**EXERCISE PROMPT**. Select all lines holding the word "icon" from the entries that follow.

**PROVIDED RECORDS**.
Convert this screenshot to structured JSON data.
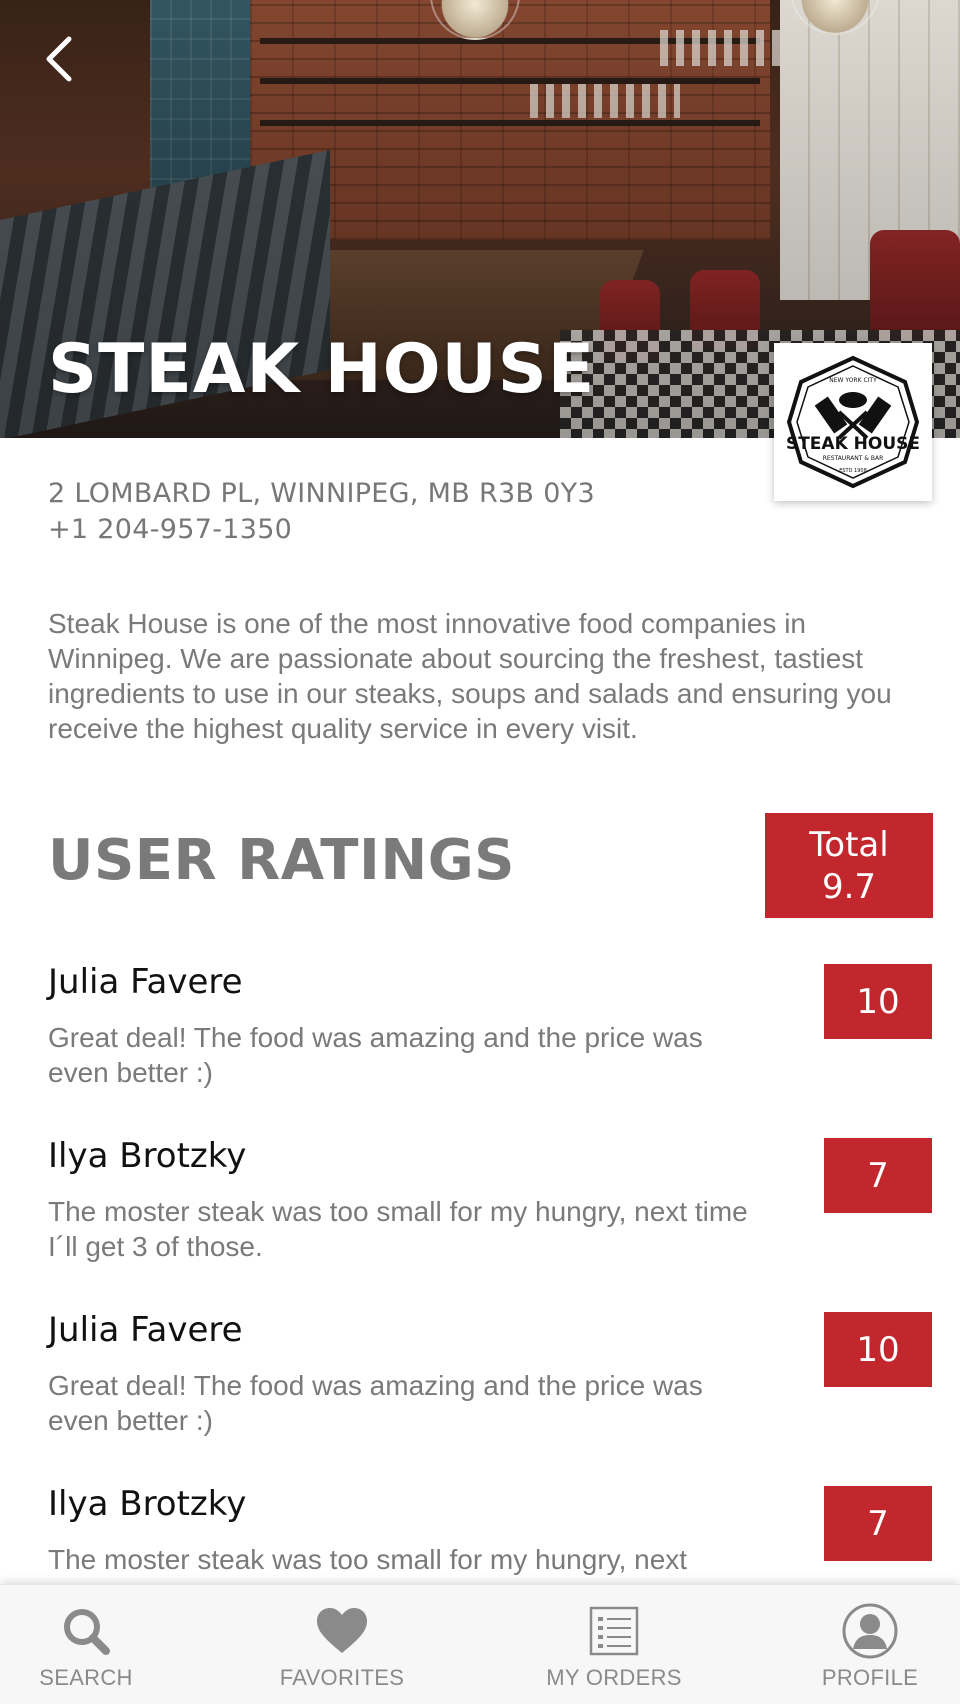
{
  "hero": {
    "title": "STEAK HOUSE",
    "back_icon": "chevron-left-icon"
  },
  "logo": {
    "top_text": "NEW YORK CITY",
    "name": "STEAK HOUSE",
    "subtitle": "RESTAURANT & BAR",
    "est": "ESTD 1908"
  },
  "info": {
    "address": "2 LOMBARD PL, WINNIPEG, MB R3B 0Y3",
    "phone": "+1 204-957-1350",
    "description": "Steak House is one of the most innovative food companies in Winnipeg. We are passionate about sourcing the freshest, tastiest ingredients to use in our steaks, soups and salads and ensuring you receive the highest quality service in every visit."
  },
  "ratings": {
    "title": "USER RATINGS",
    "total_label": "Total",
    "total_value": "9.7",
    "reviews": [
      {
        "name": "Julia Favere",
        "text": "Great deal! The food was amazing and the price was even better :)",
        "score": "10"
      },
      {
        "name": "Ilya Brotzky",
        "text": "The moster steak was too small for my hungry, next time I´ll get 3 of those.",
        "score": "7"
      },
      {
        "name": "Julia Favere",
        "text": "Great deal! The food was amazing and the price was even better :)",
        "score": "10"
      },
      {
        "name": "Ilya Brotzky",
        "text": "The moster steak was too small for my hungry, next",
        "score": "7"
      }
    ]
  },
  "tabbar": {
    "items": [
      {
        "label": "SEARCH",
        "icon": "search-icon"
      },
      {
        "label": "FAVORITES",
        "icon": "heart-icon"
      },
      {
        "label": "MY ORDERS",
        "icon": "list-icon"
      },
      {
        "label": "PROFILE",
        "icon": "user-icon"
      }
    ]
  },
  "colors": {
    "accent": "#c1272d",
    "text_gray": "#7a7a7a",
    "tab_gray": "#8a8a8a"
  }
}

**COMPLETE ANSWER**.
    "back_icon": "chevron-left-icon"
        "icon": "search-icon"
        "icon": "heart-icon"
        "icon": "list-icon"
        "icon": "user-icon"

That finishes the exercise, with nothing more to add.